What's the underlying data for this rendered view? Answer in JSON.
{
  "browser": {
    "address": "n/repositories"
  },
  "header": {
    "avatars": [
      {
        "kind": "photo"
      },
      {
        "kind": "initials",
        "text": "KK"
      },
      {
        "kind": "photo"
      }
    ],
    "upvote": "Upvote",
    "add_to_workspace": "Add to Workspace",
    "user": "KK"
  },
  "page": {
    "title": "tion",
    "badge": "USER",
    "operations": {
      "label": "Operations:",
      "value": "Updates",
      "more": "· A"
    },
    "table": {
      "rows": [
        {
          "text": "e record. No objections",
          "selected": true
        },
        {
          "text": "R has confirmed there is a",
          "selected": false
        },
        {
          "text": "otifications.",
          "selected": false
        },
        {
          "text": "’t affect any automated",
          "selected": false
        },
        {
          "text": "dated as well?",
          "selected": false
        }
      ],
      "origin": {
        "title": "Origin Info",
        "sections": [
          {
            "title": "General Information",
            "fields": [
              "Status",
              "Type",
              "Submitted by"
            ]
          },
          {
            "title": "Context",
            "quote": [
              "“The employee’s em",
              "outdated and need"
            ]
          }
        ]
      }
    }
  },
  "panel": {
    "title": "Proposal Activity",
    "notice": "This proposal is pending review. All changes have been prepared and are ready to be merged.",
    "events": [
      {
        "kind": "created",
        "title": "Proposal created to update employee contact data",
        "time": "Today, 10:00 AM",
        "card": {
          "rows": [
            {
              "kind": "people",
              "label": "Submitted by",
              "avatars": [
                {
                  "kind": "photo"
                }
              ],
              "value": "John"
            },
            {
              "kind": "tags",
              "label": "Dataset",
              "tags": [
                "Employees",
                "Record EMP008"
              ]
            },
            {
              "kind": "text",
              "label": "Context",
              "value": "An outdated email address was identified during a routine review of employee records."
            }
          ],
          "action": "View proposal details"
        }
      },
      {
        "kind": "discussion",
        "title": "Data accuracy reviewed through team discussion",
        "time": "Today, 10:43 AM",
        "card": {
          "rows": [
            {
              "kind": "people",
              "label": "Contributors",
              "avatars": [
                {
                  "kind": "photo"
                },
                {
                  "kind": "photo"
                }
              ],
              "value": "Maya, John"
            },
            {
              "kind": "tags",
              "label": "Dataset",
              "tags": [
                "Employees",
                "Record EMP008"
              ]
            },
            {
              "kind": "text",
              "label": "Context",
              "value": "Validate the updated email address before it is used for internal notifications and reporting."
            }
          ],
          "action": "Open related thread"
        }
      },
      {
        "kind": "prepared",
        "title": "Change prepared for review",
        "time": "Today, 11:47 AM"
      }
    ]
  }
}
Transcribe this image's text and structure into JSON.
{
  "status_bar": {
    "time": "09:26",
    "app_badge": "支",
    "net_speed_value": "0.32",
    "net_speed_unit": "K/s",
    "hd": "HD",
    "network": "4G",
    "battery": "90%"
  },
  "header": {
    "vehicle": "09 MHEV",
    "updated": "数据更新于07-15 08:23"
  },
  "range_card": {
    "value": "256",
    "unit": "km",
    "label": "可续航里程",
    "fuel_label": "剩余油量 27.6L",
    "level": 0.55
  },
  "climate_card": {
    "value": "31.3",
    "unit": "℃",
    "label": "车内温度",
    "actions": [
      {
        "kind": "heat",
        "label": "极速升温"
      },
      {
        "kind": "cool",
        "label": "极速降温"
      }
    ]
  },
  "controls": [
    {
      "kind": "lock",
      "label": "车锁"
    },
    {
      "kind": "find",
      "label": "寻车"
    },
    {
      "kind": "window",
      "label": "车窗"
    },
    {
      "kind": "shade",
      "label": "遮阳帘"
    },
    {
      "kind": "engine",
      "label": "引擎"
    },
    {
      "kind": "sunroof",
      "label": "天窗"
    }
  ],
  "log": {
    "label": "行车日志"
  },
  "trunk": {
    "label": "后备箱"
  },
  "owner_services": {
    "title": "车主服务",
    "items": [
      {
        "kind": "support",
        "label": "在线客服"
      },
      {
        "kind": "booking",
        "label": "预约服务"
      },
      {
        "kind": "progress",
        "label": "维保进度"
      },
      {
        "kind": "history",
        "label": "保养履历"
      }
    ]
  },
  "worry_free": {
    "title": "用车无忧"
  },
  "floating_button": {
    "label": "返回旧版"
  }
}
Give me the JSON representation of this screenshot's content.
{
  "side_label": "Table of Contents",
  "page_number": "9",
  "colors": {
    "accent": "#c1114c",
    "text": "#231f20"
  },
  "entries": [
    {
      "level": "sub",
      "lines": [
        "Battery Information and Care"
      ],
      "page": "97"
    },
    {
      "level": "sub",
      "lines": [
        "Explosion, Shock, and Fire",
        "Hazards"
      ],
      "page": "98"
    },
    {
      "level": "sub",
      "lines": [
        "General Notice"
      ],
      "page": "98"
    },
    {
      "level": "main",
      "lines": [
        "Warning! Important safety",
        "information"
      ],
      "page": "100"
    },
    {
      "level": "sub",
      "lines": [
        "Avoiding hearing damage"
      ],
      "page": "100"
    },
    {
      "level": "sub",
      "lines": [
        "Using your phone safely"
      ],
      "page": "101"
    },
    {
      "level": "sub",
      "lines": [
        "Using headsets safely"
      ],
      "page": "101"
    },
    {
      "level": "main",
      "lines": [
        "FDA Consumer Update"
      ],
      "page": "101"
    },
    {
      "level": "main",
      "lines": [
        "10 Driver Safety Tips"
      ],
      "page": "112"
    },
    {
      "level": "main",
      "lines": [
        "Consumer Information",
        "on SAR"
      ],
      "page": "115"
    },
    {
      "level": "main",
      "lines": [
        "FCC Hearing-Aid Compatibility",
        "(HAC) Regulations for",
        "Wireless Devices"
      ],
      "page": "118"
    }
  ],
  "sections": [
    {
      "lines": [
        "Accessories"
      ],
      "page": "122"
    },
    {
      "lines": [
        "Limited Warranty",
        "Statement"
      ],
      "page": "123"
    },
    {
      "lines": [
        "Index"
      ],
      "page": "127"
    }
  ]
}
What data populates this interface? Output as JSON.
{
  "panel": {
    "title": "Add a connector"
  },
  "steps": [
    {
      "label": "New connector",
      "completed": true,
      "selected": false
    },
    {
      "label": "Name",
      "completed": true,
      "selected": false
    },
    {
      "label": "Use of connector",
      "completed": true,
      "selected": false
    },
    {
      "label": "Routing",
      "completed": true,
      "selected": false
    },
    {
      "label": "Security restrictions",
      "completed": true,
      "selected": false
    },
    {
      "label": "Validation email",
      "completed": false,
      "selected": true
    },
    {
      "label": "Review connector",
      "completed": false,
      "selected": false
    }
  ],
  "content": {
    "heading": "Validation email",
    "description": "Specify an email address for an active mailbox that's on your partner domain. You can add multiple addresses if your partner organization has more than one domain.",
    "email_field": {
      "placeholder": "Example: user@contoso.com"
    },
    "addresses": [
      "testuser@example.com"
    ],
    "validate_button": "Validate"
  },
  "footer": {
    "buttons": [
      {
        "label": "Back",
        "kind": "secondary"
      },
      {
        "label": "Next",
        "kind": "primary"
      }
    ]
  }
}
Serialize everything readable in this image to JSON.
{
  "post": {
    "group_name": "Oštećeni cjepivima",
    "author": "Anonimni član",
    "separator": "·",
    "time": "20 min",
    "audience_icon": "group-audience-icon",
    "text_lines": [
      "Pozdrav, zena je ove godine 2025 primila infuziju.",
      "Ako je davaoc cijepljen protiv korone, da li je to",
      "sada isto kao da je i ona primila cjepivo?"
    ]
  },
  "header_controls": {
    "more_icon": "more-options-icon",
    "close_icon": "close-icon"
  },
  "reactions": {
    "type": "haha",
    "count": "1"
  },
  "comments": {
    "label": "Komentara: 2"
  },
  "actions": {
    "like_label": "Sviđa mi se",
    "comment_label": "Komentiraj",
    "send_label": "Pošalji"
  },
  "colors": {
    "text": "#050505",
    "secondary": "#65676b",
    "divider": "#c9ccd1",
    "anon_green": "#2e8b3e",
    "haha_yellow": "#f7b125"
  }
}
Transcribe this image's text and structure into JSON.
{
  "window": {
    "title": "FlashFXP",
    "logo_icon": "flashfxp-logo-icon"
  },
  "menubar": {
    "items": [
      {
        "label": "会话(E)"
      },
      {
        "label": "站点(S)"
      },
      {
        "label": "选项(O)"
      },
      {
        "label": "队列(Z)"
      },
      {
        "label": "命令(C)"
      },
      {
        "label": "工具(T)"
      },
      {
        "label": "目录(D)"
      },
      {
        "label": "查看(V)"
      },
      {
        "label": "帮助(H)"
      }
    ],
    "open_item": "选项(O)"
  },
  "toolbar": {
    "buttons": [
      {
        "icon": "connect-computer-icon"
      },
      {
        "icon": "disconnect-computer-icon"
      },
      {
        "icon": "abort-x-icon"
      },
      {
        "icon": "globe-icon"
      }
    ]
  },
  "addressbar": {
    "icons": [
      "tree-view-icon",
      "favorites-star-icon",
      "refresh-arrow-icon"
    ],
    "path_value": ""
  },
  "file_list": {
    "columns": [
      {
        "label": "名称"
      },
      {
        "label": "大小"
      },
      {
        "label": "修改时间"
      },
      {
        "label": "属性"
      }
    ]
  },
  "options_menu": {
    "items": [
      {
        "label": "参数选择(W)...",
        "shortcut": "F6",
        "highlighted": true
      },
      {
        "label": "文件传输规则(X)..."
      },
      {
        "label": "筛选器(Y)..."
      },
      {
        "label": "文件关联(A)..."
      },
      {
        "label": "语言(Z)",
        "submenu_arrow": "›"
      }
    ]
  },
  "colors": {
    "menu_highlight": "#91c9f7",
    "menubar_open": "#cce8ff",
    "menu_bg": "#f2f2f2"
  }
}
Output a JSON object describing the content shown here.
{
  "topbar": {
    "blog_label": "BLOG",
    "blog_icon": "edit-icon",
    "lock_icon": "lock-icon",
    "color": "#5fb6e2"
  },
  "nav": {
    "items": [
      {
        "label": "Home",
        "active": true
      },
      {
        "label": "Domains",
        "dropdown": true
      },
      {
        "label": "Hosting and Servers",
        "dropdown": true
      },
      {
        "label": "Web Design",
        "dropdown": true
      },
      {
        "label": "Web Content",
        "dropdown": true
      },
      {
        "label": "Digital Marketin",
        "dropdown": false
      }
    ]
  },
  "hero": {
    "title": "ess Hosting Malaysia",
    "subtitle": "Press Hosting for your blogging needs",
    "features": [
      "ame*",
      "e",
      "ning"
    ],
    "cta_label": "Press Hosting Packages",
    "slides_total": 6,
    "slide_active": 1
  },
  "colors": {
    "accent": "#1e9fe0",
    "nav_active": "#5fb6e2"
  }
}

——————

Copy each line that holds the word "JSON".

WRITTEN SOLUTION -
What's the underlying data for this rendered view? Answer in JSON.
Transcribe this image's text and structure into JSON.
Give me the JSON representation of this screenshot's content.
What data populates this interface? Output as JSON.
Serialize everything readable in this image to JSON.
Transcribe this image's text and structure into JSON.
Output a JSON object describing the content shown here.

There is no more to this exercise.